Among the lines below, how many carry the string "الباب"? Reply with a number and nothing else.

(begin)

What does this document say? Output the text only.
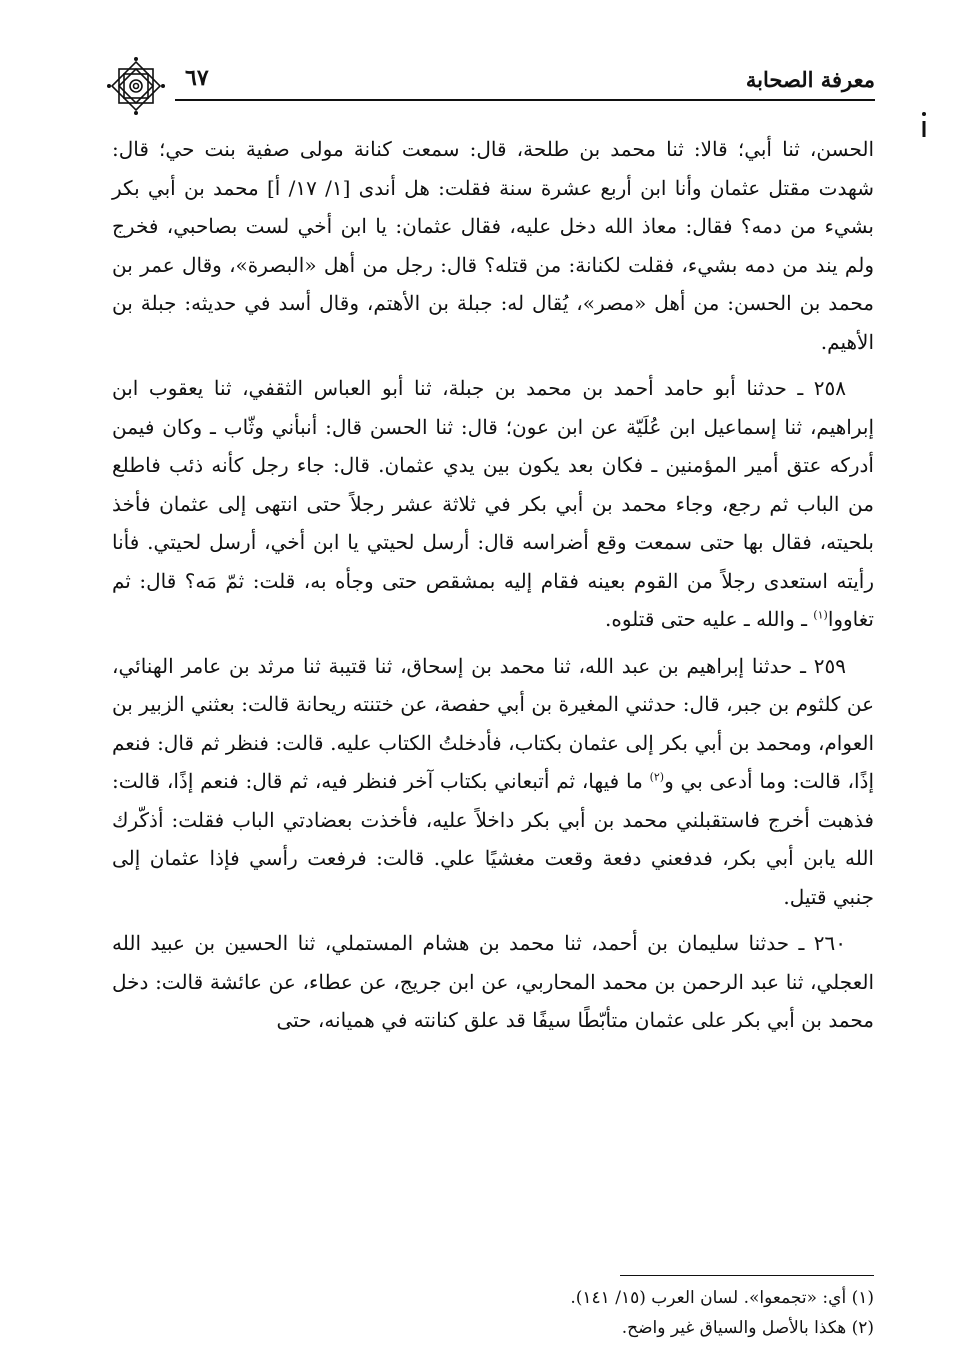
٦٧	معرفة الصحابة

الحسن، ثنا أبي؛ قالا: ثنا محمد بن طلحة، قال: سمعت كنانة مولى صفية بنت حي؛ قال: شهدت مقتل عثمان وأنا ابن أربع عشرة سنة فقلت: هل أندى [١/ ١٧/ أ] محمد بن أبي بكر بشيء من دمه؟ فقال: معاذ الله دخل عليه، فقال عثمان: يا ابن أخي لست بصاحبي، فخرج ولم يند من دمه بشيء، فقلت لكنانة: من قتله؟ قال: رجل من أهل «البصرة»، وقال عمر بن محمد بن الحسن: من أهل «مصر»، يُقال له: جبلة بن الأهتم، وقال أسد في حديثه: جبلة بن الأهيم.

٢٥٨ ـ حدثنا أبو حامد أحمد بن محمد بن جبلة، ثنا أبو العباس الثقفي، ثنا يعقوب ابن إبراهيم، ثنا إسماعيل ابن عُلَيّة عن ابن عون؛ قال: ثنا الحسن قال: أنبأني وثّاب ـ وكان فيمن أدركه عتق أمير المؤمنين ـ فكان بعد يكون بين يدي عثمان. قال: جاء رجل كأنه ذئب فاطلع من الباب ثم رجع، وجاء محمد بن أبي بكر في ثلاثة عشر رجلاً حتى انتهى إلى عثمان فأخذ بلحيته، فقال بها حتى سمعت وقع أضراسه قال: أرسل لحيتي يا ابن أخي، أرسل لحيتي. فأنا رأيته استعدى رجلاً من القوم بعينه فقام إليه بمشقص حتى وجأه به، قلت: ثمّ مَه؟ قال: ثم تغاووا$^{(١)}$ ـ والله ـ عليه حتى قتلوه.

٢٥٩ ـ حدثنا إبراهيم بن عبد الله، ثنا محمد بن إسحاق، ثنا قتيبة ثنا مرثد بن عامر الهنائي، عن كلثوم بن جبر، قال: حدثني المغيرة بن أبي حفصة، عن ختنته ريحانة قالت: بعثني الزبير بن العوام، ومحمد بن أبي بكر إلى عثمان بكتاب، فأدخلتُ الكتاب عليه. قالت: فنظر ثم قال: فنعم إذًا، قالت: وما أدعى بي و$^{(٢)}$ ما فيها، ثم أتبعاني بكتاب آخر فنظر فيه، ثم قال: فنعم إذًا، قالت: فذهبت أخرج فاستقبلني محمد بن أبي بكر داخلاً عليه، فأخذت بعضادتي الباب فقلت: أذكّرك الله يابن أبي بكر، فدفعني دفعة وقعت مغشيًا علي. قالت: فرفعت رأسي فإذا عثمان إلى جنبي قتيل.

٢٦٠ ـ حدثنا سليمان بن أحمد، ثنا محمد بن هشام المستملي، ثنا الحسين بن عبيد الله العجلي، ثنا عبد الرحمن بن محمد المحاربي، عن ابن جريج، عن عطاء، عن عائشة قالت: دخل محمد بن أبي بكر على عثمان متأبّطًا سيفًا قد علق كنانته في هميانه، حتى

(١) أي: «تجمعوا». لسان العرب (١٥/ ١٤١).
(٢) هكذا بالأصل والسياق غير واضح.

(end)
(begin)

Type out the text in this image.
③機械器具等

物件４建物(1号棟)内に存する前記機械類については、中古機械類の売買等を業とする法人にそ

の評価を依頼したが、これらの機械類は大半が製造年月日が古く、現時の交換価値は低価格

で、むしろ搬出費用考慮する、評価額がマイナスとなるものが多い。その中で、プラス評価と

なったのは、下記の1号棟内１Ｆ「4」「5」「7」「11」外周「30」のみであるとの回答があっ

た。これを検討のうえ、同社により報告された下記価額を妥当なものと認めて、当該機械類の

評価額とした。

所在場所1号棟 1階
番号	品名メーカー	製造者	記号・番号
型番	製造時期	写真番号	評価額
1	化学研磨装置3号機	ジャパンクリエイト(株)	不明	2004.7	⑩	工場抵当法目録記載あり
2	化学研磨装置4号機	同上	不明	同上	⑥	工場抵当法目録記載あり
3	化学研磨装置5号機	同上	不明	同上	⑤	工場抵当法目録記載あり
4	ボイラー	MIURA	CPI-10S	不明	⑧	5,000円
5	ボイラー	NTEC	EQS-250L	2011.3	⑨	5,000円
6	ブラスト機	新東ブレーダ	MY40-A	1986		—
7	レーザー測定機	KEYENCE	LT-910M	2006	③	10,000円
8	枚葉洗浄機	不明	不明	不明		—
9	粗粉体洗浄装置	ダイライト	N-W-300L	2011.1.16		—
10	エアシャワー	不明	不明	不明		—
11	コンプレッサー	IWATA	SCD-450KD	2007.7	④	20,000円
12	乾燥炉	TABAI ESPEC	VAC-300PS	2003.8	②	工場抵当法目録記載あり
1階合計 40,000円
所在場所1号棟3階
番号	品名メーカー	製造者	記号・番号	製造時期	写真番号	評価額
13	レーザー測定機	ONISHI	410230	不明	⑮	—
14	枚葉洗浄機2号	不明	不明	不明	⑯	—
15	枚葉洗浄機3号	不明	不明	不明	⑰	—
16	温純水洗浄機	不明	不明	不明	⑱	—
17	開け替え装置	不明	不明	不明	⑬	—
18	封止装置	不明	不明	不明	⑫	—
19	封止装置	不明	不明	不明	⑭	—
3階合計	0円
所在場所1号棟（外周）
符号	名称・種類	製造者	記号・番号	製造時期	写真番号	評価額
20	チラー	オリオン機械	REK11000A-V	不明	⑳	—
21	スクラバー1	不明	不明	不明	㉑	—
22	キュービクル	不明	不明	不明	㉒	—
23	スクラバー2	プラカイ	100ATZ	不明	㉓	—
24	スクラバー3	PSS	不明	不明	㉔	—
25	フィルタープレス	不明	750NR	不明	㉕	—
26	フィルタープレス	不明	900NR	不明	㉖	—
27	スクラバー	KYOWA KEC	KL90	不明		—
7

(end)

[Result for this exercise]
2